> **YOUR TASKS**:
1. According to the ERISA ruling excerpt, on what date was Aetna's notice mailed?
2. Rewrite everything from the start of the records down through the line containing "log-in-button[interactable]: Log In", swapping "WordPress.com" for "Blogger.com" and leaving all else untouched. Give back only those lines.
--- START OF SOURCE EXCERPT ---
ERISA provides for two limitations periods:
(1) Six years after (A) the date of the last action which constituted a part of the breach or violations, or (B) in the case of an omission, the latest date on which the fiduciary could have cured the breach or violation, or (2) three years after the earliest date (A) on which the plaintiff had actual knowledge of the breach or violation . . .
whichever is earlier, "except that in the case of fraud or concealment, such action may be commenced not later than six years after the date of discovery of such breach of violations." 29 U.S.C. Section 1113.
Although plaintiffs allege in their complaint that Aetna concealed the consequences of its 1980 notice, and allege that plaintiffs did not know of Aetna's breach until Aetna actually applied the new formula in 1983, it is clear the plaintiffs had notice of any alleged breach in December, 1980. Aetna's notice, which was mailed September 10, 1980 and effective December 15, 1980 set forth the complete Market Value Adjustment formula. Although the notice did not specify the impact of the change in formula on plaintiffs' funds in particular, it did not conceal the impact: the notice indicated that the revised formula was developed so that those Contractholders who withdrew funds during a time of volatile interest rates would not receive a windfall based on an unrealistically low interest rate projection.
--- END OF SOURCE EXCERPT ---
--- START OF INPUT ROWS ---
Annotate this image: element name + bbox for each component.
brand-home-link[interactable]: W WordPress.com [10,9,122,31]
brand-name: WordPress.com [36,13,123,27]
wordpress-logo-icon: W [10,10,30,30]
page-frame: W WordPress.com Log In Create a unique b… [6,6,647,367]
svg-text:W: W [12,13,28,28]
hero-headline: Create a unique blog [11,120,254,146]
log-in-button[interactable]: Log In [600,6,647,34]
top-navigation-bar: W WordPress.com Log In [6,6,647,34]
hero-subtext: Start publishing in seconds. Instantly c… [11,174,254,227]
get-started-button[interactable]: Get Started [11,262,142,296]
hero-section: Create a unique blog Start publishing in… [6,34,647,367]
--- END OF INPUT ROWS ---
> **ANSWERS FOR THE EXERCISE**:
1. September 10, 1980

2.
Annotate this image: element name + bbox for each component.
brand-home-link[interactable]: W Blogger.com [10,9,122,31]
brand-name: Blogger.com [36,13,123,27]
wordpress-logo-icon: W [10,10,30,30]
page-frame: W Blogger.com Log In Create a unique b… [6,6,647,367]
svg-text:W: W [12,13,28,28]
hero-headline: Create a unique blog [11,120,254,146]
log-in-button[interactable]: Log In [600,6,647,34]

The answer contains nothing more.